**REQUEST:** An exact reproduction of the records is required, with all images left out.

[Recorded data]
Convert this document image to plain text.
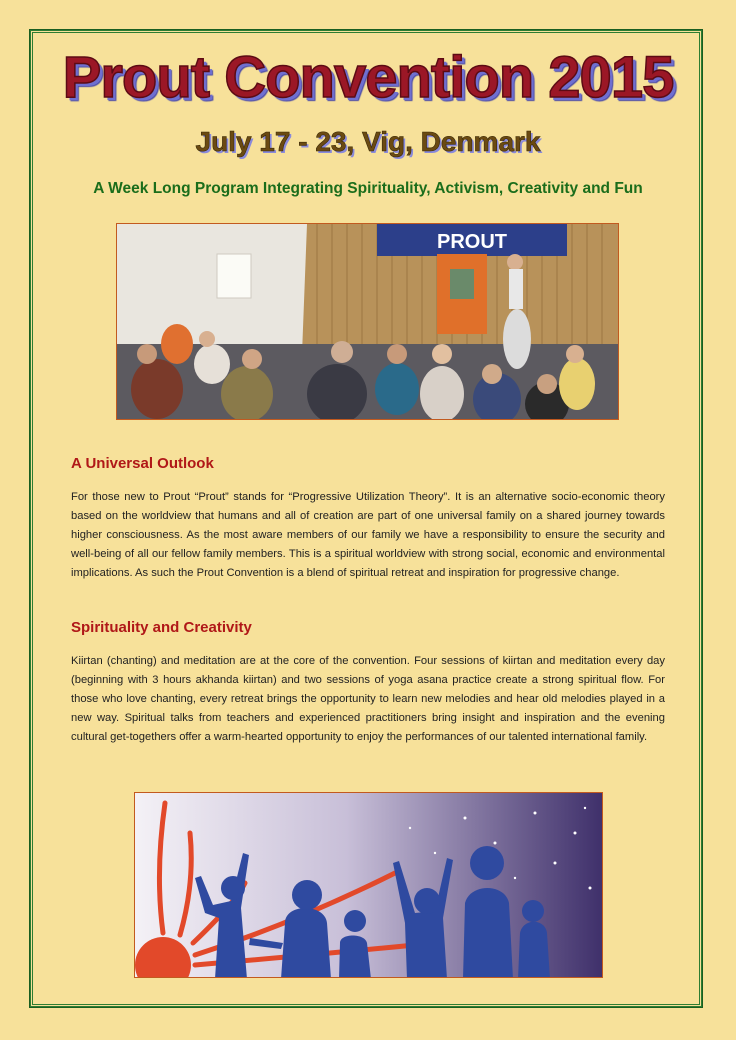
Prout Convention 2015
July 17 - 23, Vig, Denmark
A Week Long Program Integrating Spirituality, Activism, Creativity and Fun
PROUT
A Universal Outlook
For those new to Prout “Prout” stands for “Progressive Utilization Theory”. It is an alternative socio-economic theory based on the worldview that humans and all of creation are part of one universal family on a shared journey towards higher consciousness. As the most aware members of our family we have a responsibility to ensure the security and well-being of all our fellow family members. This is a spiritual worldview with strong social, economic and environmental implications. As such the Prout Convention is a blend of spiritual retreat and inspiration for progressive change.
Spirituality and Creativity
Kiirtan (chanting) and meditation are at the core of the convention. Four sessions of kiirtan and meditation every day (beginning with 3 hours akhanda kiirtan) and two sessions of yoga asana practice create a strong spiritual flow. For those who love chanting, every retreat brings the opportunity to learn new melodies and hear old melodies played in a new way. Spiritual talks from teachers and experienced practitioners bring insight and inspiration and the evening cultural get-togethers offer a warm-hearted opportunity to enjoy the performances of our talented international family.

**EXPECTED ANSWER:**
Convert this document image to plain text.
Prout Convention 2015
July 17 - 23, Vig, Denmark
A Week Long Program Integrating Spirituality, Activism, Creativity and Fun
PROUT
A Universal Outlook
For those new to Prout “Prout” stands for “Progressive Utilization Theory”. It is an alternative socio-economic theory based on the worldview that humans and all of creation are part of one universal family on a shared journey towards higher consciousness. As the most aware members of our family we have a responsibility to ensure the security and well-being of all our fellow family members. This is a spiritual worldview with strong social, economic and environmental implications. As such the Prout Convention is a blend of spiritual retreat and inspiration for progressive change.
Spirituality and Creativity
Kiirtan (chanting) and meditation are at the core of the convention. Four sessions of kiirtan and meditation every day (beginning with 3 hours akhanda kiirtan) and two sessions of yoga asana practice create a strong spiritual flow. For those who love chanting, every retreat brings the opportunity to learn new melodies and hear old melodies played in a new way. Spiritual talks from teachers and experienced practitioners bring insight and inspiration and the evening cultural get-togethers offer a warm-hearted opportunity to enjoy the performances of our talented international family.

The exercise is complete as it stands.